» **Task instructions**: Find and copy every line in the records that includes the string "Baromállási".

» **Data listing**:
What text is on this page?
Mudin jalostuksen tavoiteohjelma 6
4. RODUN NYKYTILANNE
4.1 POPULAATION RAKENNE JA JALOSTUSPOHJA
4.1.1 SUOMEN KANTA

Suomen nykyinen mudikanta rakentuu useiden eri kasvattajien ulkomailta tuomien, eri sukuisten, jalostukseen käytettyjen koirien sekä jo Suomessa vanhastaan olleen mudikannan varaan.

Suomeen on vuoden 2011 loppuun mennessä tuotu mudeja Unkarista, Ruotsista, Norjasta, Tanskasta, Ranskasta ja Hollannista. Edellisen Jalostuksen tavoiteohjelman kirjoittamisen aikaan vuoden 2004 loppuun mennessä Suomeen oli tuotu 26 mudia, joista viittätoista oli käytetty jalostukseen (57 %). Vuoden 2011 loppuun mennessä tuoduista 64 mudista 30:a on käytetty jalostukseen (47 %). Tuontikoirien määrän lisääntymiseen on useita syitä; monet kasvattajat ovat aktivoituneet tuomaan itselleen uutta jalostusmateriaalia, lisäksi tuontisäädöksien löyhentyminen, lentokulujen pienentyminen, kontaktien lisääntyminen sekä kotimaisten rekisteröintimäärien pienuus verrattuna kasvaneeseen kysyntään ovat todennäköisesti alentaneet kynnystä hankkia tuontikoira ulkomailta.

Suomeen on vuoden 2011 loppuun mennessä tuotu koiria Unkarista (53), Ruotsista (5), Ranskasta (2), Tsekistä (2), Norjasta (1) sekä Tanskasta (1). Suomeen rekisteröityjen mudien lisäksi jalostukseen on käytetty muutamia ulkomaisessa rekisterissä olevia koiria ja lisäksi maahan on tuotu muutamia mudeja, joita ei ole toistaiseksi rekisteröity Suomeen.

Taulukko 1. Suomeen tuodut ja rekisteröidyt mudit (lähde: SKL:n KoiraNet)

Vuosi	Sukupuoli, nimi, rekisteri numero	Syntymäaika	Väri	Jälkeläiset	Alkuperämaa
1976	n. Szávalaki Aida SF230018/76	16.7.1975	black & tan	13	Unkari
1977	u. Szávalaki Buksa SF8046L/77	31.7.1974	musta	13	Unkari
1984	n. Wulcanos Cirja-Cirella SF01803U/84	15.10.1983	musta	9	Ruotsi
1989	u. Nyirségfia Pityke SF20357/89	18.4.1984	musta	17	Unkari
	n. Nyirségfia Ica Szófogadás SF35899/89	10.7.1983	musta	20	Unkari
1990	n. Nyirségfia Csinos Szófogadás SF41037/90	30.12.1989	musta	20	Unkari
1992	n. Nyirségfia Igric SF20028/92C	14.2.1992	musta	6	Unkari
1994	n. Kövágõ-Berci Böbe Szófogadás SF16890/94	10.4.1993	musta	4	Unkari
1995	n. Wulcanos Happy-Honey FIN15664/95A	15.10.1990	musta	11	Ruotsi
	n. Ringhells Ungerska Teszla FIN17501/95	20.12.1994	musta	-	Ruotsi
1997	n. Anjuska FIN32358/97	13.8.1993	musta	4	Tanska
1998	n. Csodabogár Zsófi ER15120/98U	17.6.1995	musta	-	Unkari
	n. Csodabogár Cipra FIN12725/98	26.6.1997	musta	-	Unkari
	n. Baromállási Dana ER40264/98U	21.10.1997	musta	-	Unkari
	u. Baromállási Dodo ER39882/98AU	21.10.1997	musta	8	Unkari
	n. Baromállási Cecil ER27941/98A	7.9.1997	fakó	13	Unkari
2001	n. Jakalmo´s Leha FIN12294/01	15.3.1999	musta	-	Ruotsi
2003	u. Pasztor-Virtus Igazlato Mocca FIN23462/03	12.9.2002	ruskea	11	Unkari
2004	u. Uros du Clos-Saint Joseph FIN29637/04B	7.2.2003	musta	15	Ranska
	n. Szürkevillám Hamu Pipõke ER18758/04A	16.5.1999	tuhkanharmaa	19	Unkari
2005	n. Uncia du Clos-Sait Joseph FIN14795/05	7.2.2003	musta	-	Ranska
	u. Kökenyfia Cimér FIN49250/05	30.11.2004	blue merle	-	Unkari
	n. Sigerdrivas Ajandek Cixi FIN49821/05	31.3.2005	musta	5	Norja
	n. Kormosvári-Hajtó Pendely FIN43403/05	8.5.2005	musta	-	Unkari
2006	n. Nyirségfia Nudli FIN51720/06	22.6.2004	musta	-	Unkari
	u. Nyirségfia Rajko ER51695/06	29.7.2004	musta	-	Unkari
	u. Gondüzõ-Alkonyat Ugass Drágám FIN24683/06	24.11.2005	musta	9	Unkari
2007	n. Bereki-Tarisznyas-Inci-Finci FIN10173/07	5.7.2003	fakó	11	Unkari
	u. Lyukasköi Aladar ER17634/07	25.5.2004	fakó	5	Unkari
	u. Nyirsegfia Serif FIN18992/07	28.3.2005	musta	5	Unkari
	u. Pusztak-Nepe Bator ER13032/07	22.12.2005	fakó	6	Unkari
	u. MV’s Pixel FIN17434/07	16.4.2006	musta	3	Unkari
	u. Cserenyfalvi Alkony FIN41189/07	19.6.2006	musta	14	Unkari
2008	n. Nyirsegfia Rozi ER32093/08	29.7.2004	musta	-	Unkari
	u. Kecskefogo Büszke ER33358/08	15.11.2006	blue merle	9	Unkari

» **Final result**:
	n. Baromállási Dana ER40264/98U	21.10.1997	musta	-	Unkari
	u. Baromállási Dodo ER39882/98AU	21.10.1997	musta	8	Unkari
	n. Baromállási Cecil ER27941/98A	7.9.1997	fakó	13	Unkari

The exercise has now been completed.